• Source records:
══════
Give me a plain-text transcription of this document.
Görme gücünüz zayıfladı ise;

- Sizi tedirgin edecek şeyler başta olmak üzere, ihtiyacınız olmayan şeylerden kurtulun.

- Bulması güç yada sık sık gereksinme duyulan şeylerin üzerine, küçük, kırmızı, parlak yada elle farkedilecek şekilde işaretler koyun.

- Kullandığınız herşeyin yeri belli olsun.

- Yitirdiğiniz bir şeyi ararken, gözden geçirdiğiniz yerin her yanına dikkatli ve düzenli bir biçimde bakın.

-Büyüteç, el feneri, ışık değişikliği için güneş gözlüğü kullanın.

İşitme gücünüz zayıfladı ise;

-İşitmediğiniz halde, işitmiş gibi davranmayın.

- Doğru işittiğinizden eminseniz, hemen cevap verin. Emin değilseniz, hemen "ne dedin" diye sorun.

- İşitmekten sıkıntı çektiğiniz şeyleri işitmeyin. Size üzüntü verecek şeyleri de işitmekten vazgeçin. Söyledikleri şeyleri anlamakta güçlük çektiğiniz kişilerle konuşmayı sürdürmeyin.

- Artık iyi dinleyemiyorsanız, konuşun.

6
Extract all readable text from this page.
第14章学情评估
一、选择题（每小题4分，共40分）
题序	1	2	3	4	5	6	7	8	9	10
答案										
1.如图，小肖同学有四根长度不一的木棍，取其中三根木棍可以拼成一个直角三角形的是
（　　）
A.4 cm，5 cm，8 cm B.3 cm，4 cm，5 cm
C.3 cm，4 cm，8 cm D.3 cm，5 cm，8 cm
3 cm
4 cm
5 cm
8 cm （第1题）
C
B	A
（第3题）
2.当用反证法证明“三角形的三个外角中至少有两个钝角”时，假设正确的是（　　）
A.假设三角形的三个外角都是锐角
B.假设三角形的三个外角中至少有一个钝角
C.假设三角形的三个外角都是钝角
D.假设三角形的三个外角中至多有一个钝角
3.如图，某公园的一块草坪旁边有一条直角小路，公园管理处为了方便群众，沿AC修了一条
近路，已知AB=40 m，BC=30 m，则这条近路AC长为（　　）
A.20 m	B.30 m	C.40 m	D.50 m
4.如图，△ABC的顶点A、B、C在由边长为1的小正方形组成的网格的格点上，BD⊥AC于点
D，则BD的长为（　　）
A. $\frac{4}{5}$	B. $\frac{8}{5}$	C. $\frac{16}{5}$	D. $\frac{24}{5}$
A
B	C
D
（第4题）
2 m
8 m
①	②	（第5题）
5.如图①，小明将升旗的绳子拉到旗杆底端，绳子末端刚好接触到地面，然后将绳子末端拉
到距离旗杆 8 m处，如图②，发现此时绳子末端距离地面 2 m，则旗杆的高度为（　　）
══════
• Exercise goal: Write down the full listing again, exactly.

• Solution to the exercise:
Give me a plain-text transcription of this document.
Görme gücünüz zayıfladı ise;

- Sizi tedirgin edecek şeyler başta olmak üzere, ihtiyacınız olmayan şeylerden kurtulun.

- Bulması güç yada sık sık gereksinme duyulan şeylerin üzerine, küçük, kırmızı, parlak yada elle farkedilecek şekilde işaretler koyun.

- Kullandığınız herşeyin yeri belli olsun.

- Yitirdiğiniz bir şeyi ararken, gözden geçirdiğiniz yerin her yanına dikkatli ve düzenli bir biçimde bakın.

-Büyüteç, el feneri, ışık değişikliği için güneş gözlüğü kullanın.

İşitme gücünüz zayıfladı ise;

-İşitmediğiniz halde, işitmiş gibi davranmayın.

- Doğru işittiğinizden eminseniz, hemen cevap verin. Emin değilseniz, hemen "ne dedin" diye sorun.

- İşitmekten sıkıntı çektiğiniz şeyleri işitmeyin. Size üzüntü verecek şeyleri de işitmekten vazgeçin. Söyledikleri şeyleri anlamakta güçlük çektiğiniz kişilerle konuşmayı sürdürmeyin.

- Artık iyi dinleyemiyorsanız, konuşun.

6
Extract all readable text from this page.
第14章学情评估
一、选择题（每小题4分，共40分）
题序	1	2	3	4	5	6	7	8	9	10
答案										
1.如图，小肖同学有四根长度不一的木棍，取其中三根木棍可以拼成一个直角三角形的是
（　　）
A.4 cm，5 cm，8 cm B.3 cm，4 cm，5 cm
C.3 cm，4 cm，8 cm D.3 cm，5 cm，8 cm
3 cm
4 cm
5 cm
8 cm （第1题）
C
B	A
（第3题）
2.当用反证法证明“三角形的三个外角中至少有两个钝角”时，假设正确的是（　　）
A.假设三角形的三个外角都是锐角
B.假设三角形的三个外角中至少有一个钝角
C.假设三角形的三个外角都是钝角
D.假设三角形的三个外角中至多有一个钝角
3.如图，某公园的一块草坪旁边有一条直角小路，公园管理处为了方便群众，沿AC修了一条
近路，已知AB=40 m，BC=30 m，则这条近路AC长为（　　）
A.20 m	B.30 m	C.40 m	D.50 m
4.如图，△ABC的顶点A、B、C在由边长为1的小正方形组成的网格的格点上，BD⊥AC于点
D，则BD的长为（　　）
A. $\frac{4}{5}$	B. $\frac{8}{5}$	C. $\frac{16}{5}$	D. $\frac{24}{5}$
A
B	C
D
（第4题）
2 m
8 m
①	②	（第5题）
5.如图①，小明将升旗的绳子拉到旗杆底端，绳子末端刚好接触到地面，然后将绳子末端拉
到距离旗杆 8 m处，如图②，发现此时绳子末端距离地面 2 m，则旗杆的高度为（　　）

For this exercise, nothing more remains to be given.